§ Task
Repeat the listing exactly as given, omitting every image.

§ Material
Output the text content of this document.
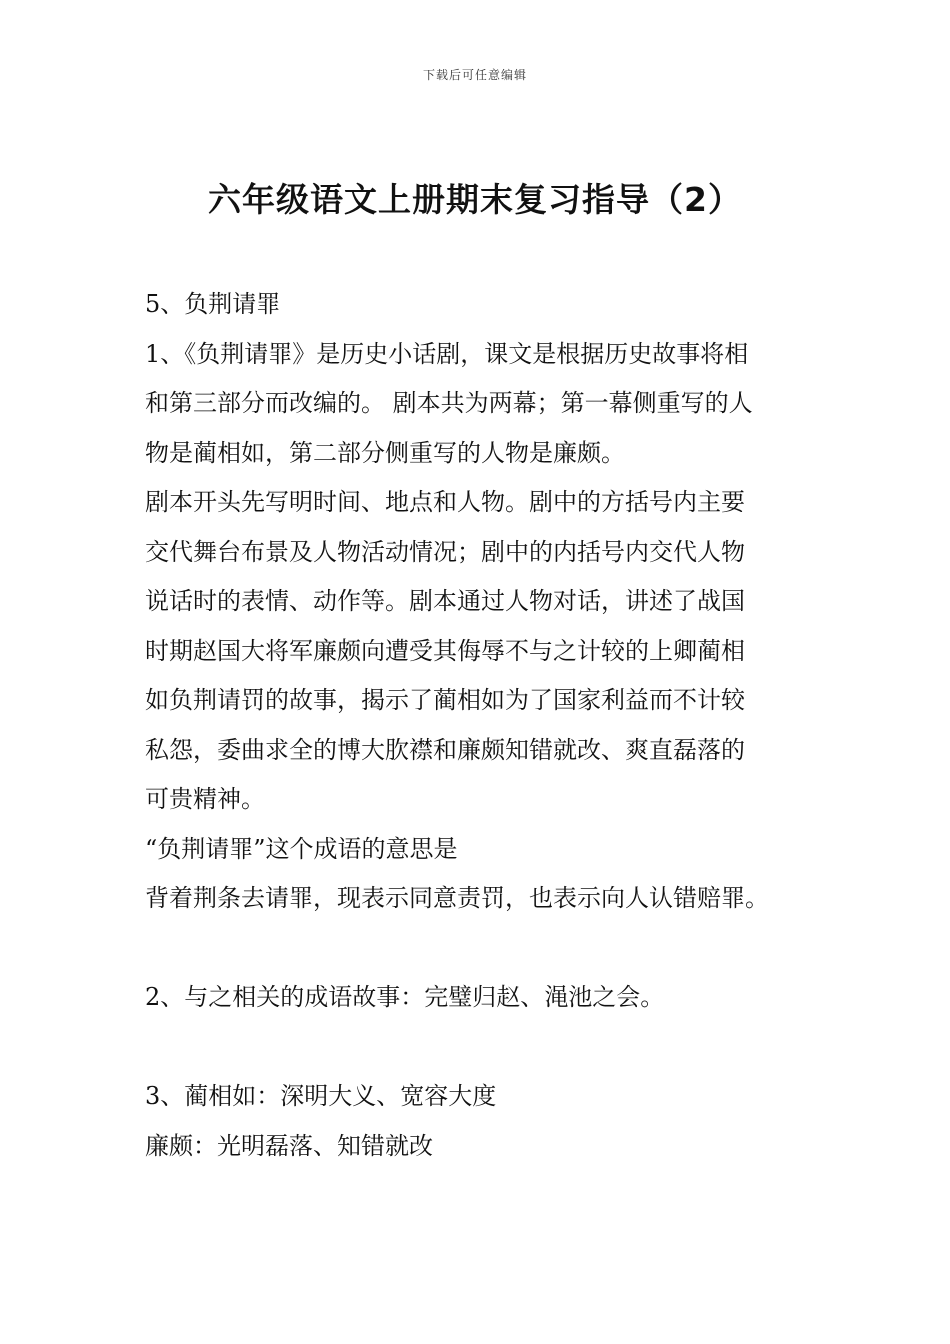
下载后可任意编辑
六年级语文上册期末复习指导（2）

5、负荆请罪

1、《负荆请罪》是历史小话剧，课文是根据历史故事将相

和第三部分而改编的。 剧本共为两幕；第一幕侧重写的人

物是蔺相如，第二部分侧重写的人物是廉颇。

剧本开头先写明时间、地点和人物。剧中的方括号内主要

交代舞台布景及人物活动情况；剧中的内括号内交代人物

说话时的表情、动作等。剧本通过人物对话，讲述了战国

时期赵国大将军廉颇向遭受其侮辱不与之计较的上卿蔺相

如负荆请罚的故事，揭示了蔺相如为了国家利益而不计较

私怨，委曲求全的博大肷襟和廉颇知错就改、爽直磊落的

可贵精神。

“负荆请罪”这个成语的意思是

背着荆条去请罪，现表示同意责罚，也表示向人认错赔罪。

2、与之相关的成语故事：完璧归赵、渑池之会。

3、蔺相如：深明大义、宽容大度

廉颇：光明磊落、知错就改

§ Exercise result
Output the text content of this document.
下载后可任意编辑
六年级语文上册期末复习指导（2）

5、负荆请罪

1、《负荆请罪》是历史小话剧，课文是根据历史故事将相

和第三部分而改编的。 剧本共为两幕；第一幕侧重写的人

物是蔺相如，第二部分侧重写的人物是廉颇。

剧本开头先写明时间、地点和人物。剧中的方括号内主要

交代舞台布景及人物活动情况；剧中的内括号内交代人物

说话时的表情、动作等。剧本通过人物对话，讲述了战国

时期赵国大将军廉颇向遭受其侮辱不与之计较的上卿蔺相

如负荆请罚的故事，揭示了蔺相如为了国家利益而不计较

私怨，委曲求全的博大肷襟和廉颇知错就改、爽直磊落的

可贵精神。

“负荆请罪”这个成语的意思是

背着荆条去请罪，现表示同意责罚，也表示向人认错赔罪。

2、与之相关的成语故事：完璧归赵、渑池之会。

3、蔺相如：深明大义、宽容大度

廉颇：光明磊落、知错就改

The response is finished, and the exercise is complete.